Render the material again word for word, skipping the pictures in it.

··· Dataset records ···

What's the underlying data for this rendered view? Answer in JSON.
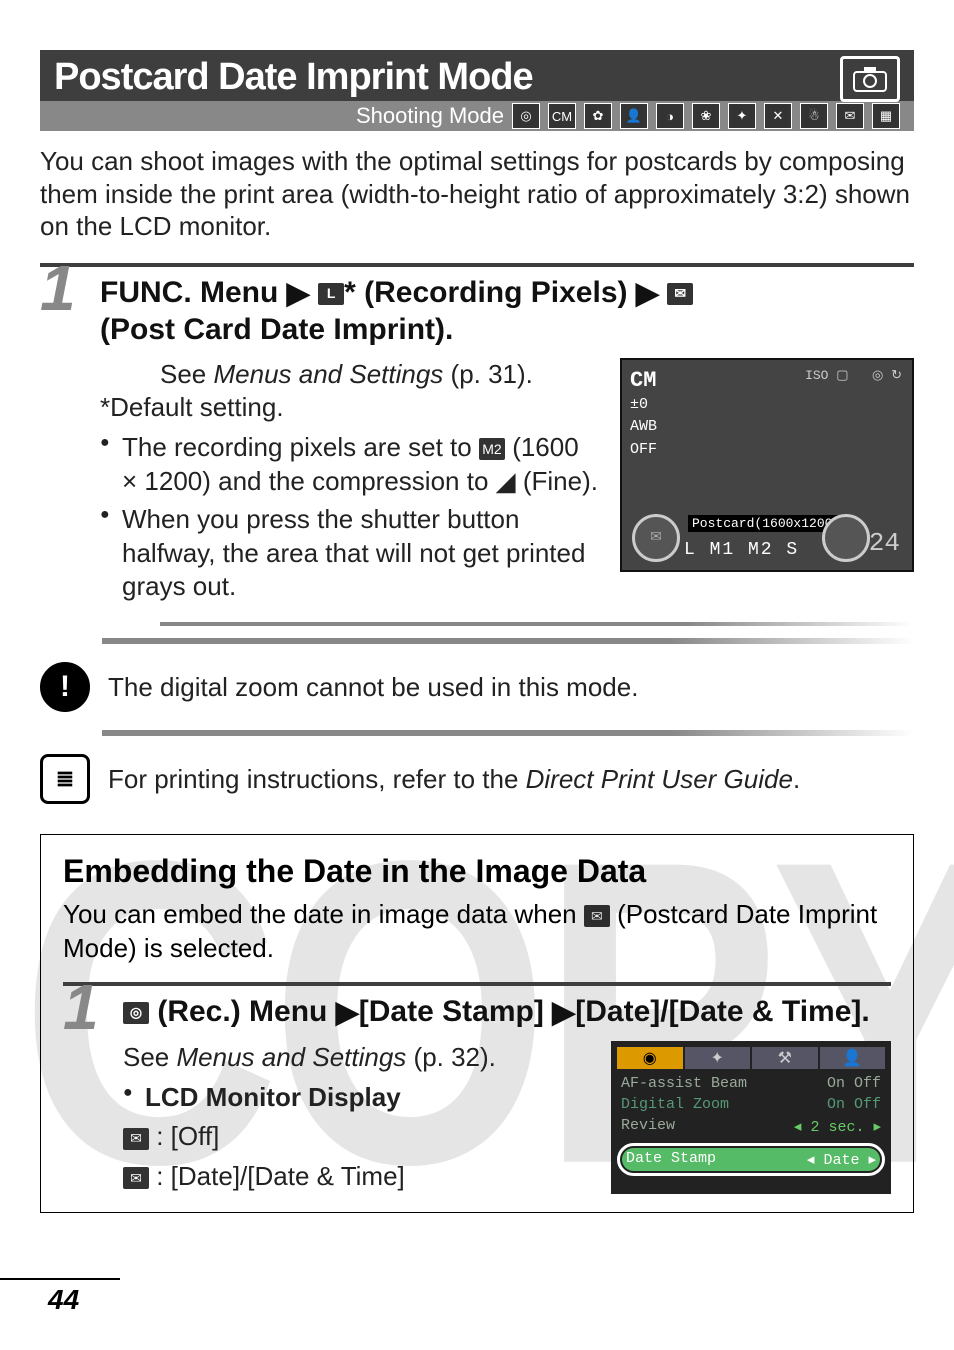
{
  "page_number": "44",
  "title_bar": {
    "title": "Postcard Date Imprint Mode"
  },
  "shooting_label": "Shooting Mode",
  "intro": "You can shoot images with the optimal settings for postcards by composing them inside the print area (width-to-height ratio of approximately 3:2) shown on the LCD monitor.",
  "step1": {
    "num": "1",
    "heading_pre": "FUNC. Menu",
    "heading_mid": "* (Recording Pixels)",
    "heading_post": "(Post Card Date Imprint).",
    "see_ref": "See ",
    "see_title": "Menus and Settings",
    "see_page": " (p. 31).",
    "default_note": "*Default setting.",
    "bullet1a": "The recording pixels are set to ",
    "bullet1_icon": "M2",
    "bullet1b": " (1600 × 1200) and the compression to ",
    "bullet1_fine": "(Fine).",
    "bullet2": "When you press the shutter button halfway, the area that will not get printed grays out."
  },
  "lcd1": {
    "topleft": "CM",
    "side": "±0\nAWB\nOFF",
    "label": "Postcard(1600x1200)",
    "row": "L  M1  M2  S",
    "right_num": "24"
  },
  "warning": "The digital zoom cannot be used in this mode.",
  "info_pre": "For printing instructions, refer to the ",
  "info_title": "Direct Print User Guide",
  "info_post": ".",
  "embed": {
    "title": "Embedding the Date in the Image Data",
    "intro_a": "You can embed the date in image data when ",
    "intro_b": " (Postcard Date Imprint Mode) is selected.",
    "step_num": "1",
    "heading": " (Rec.) Menu",
    "heading2": "[Date Stamp]",
    "heading3": "[Date]/[Date & Time].",
    "see_ref": "See ",
    "see_title": "Menus and Settings",
    "see_page": " (p. 32).",
    "lcd_label": "LCD Monitor Display",
    "off_label": ": [Off]",
    "date_label": ": [Date]/[Date & Time]"
  },
  "menu": {
    "rows": [
      {
        "l": "AF-assist Beam",
        "r": "On Off"
      },
      {
        "l": "Digital Zoom",
        "r": "On Off"
      },
      {
        "l": "Review",
        "r": "2 sec."
      },
      {
        "l": "",
        "r": ""
      },
      {
        "l": "Date Stamp",
        "r": "Date"
      }
    ]
  },
  "watermark": "COPY"
}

···

> _Correct response_
What's the underlying data for this rendered view? Answer in JSON.
{
  "page_number": "44",
  "title_bar": {
    "title": "Postcard Date Imprint Mode"
  },
  "shooting_label": "Shooting Mode",
  "intro": "You can shoot images with the optimal settings for postcards by composing them inside the print area (width-to-height ratio of approximately 3:2) shown on the LCD monitor.",
  "step1": {
    "num": "1",
    "heading_pre": "FUNC. Menu",
    "heading_mid": "* (Recording Pixels)",
    "heading_post": "(Post Card Date Imprint).",
    "see_ref": "See ",
    "see_title": "Menus and Settings",
    "see_page": " (p. 31).",
    "default_note": "*Default setting.",
    "bullet1a": "The recording pixels are set to ",
    "bullet1_icon": "M2",
    "bullet1b": " (1600 × 1200) and the compression to ",
    "bullet1_fine": "(Fine).",
    "bullet2": "When you press the shutter button halfway, the area that will not get printed grays out."
  },
  "lcd1": {
    "topleft": "CM",
    "side": "±0\nAWB\nOFF",
    "label": "Postcard(1600x1200)",
    "row": "L  M1  M2  S",
    "right_num": "24"
  },
  "warning": "The digital zoom cannot be used in this mode.",
  "info_pre": "For printing instructions, refer to the ",
  "info_title": "Direct Print User Guide",
  "info_post": ".",
  "embed": {
    "title": "Embedding the Date in the Image Data",
    "intro_a": "You can embed the date in image data when ",
    "intro_b": " (Postcard Date Imprint Mode) is selected.",
    "step_num": "1",
    "heading": " (Rec.) Menu",
    "heading2": "[Date Stamp]",
    "heading3": "[Date]/[Date & Time].",
    "see_ref": "See ",
    "see_title": "Menus and Settings",
    "see_page": " (p. 32).",
    "lcd_label": "LCD Monitor Display",
    "off_label": ": [Off]",
    "date_label": ": [Date]/[Date & Time]"
  },
  "menu": {
    "rows": [
      {
        "l": "AF-assist Beam",
        "r": "On Off"
      },
      {
        "l": "Digital Zoom",
        "r": "On Off"
      },
      {
        "l": "Review",
        "r": "2 sec."
      },
      {
        "l": "",
        "r": ""
      },
      {
        "l": "Date Stamp",
        "r": "Date"
      }
    ]
  },
  "watermark": "COPY"
}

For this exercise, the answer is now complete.